** Passage given **
EBITDA (Earnings before interest, tax, depreciation and amortization) formula, as the name indicates, is basically the calculation of the company’s profitability which can be derived by adding back interest expense, taxes, depreciation & amortization expense to net income. EBITDA is not represented in the income statement as a line item, rather EBITDA calculation has to be done by using the other already available items reported in every income statement.

Mathematically, it can be calculated using two methods

**Method 1 – Starts with Net Income**

- EBITDA Formula = Net Income + Interest Expense + Taxes + Depreciation & Amortization Expense

**Method 2 – Starts with EBIT**

- EBITDA Formula + EBIT + Depreciation & Amortization Expense
- or EBITDA = EBT + Interest Expense + Depreciation & Amortization Expense

Although the above formula is the predominantly used in the calculation of EBITDA and will be discussed in detail in this article, there is another way for EBITDA calculation. In the second method, the calculation of EBITDA can be done by deducting all expenses from net sales other than interest expense, taxes, and depreciation expense. But this method is not a popular one and hence it is not elaborated in this article.

** Request 1 **
Reproduce the listing word for word, everything from its start down to the line containing "- section-heading: ⑩专属宝石介绍（专属宝石只能镶嵌到对应装备上）：: [30, 26, 477, 47]", with both ends included.
The EBITDA passage and the listing are unrelated to each other.

** Information supplied **
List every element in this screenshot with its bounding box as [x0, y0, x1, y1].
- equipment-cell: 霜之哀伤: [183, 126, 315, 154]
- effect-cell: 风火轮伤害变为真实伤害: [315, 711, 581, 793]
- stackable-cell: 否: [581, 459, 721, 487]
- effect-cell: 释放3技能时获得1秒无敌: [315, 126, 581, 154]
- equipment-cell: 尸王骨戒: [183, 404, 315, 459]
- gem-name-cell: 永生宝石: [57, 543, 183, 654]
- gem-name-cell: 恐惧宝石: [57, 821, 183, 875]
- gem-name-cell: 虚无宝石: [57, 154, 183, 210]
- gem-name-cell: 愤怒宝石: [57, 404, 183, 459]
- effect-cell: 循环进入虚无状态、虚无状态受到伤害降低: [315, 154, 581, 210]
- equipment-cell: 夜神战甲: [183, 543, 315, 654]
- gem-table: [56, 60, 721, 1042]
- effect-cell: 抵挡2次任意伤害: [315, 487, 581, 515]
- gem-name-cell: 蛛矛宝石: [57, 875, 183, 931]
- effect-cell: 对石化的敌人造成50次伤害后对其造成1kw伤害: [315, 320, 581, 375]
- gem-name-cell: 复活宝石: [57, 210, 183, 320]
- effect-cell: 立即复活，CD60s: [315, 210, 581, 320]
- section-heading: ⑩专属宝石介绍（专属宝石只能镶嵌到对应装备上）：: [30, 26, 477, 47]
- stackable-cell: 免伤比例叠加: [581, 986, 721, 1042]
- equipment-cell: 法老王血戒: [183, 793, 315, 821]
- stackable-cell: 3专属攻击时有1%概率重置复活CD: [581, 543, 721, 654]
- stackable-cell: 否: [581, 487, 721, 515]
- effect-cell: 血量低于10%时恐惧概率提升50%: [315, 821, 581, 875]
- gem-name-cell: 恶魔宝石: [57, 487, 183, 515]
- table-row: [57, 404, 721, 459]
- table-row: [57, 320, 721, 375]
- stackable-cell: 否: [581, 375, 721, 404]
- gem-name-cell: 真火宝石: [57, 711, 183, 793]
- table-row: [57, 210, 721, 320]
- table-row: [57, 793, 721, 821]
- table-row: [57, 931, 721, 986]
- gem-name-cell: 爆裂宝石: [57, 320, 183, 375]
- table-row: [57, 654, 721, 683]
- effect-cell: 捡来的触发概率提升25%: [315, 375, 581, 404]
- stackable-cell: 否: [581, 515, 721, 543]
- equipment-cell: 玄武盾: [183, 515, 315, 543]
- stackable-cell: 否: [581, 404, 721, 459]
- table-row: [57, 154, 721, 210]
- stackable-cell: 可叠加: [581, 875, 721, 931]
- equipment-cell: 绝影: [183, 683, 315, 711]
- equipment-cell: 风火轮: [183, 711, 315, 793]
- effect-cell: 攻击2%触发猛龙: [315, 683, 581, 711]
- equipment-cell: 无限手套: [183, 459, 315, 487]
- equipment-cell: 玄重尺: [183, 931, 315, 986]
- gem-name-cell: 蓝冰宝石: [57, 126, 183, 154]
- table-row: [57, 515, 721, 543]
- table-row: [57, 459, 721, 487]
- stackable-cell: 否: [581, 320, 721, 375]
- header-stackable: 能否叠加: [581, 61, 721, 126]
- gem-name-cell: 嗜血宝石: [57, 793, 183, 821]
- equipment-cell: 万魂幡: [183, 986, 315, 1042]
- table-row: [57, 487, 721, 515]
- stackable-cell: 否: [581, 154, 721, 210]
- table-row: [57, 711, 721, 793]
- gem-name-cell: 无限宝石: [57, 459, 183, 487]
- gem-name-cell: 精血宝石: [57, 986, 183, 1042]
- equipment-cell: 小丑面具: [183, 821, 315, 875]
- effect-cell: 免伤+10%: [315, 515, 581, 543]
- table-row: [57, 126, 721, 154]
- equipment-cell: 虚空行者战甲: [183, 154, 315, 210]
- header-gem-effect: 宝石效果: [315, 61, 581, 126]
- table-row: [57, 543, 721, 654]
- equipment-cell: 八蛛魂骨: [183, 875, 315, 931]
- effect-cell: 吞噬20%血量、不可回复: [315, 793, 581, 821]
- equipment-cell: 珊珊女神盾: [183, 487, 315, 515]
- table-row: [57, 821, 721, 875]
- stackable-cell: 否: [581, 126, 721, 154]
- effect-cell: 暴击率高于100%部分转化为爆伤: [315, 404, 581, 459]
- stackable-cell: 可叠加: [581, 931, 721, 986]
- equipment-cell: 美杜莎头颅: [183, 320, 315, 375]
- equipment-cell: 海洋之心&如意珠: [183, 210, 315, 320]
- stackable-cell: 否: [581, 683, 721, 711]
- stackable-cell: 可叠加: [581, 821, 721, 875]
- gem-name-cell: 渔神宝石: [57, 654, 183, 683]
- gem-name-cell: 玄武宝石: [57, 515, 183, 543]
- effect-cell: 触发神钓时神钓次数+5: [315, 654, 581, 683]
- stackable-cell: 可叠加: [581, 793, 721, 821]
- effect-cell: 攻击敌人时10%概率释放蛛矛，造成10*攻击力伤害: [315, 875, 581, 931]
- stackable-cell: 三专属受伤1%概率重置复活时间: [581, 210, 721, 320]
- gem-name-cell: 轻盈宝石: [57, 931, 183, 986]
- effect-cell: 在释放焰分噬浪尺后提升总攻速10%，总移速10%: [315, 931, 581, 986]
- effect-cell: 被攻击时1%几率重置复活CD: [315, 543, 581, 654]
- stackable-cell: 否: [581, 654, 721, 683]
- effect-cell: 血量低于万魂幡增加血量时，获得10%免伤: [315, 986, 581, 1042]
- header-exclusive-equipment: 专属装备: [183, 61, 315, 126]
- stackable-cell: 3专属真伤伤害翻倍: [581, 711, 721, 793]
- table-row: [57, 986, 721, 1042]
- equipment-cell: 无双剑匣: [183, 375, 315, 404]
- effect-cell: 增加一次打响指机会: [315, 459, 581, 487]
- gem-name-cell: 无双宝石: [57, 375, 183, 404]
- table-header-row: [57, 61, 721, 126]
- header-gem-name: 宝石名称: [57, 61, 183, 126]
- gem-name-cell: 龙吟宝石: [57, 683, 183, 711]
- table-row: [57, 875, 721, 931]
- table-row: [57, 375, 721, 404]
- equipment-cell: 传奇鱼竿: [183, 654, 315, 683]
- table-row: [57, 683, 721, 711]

** Request 2 **
In the EBITDA passage, rewrite everything from "- EBITDA Formula +" down to "in this article.", replacing "predominantly" with "most commonly".

** Response 1 **
List every element in this screenshot with its bounding box as [x0, y0, x1, y1].
- equipment-cell: 霜之哀伤: [183, 126, 315, 154]
- effect-cell: 风火轮伤害变为真实伤害: [315, 711, 581, 793]
- stackable-cell: 否: [581, 459, 721, 487]
- effect-cell: 释放3技能时获得1秒无敌: [315, 126, 581, 154]
- equipment-cell: 尸王骨戒: [183, 404, 315, 459]
- gem-name-cell: 永生宝石: [57, 543, 183, 654]
- gem-name-cell: 恐惧宝石: [57, 821, 183, 875]
- gem-name-cell: 虚无宝石: [57, 154, 183, 210]
- gem-name-cell: 愤怒宝石: [57, 404, 183, 459]
- effect-cell: 循环进入虚无状态、虚无状态受到伤害降低: [315, 154, 581, 210]
- equipment-cell: 夜神战甲: [183, 543, 315, 654]
- gem-table: [56, 60, 721, 1042]
- effect-cell: 抵挡2次任意伤害: [315, 487, 581, 515]
- gem-name-cell: 蛛矛宝石: [57, 875, 183, 931]
- effect-cell: 对石化的敌人造成50次伤害后对其造成1kw伤害: [315, 320, 581, 375]
- gem-name-cell: 复活宝石: [57, 210, 183, 320]
- effect-cell: 立即复活，CD60s: [315, 210, 581, 320]
- section-heading: ⑩专属宝石介绍（专属宝石只能镶嵌到对应装备上）：: [30, 26, 477, 47]

** Response 2 **
- EBITDA Formula + EBIT + Depreciation & Amortization Expense
- or EBITDA = EBT + Interest Expense + Depreciation & Amortization Expense

Although the above formula is the most commonly used in the calculation of EBITDA and will be discussed in detail in this article, there is another way for EBITDA calculation. In the second method, the calculation of EBITDA can be done by deducting all expenses from net sales other than interest expense, taxes, and depreciation expense. But this method is not a popular one and hence it is not elaborated in this article.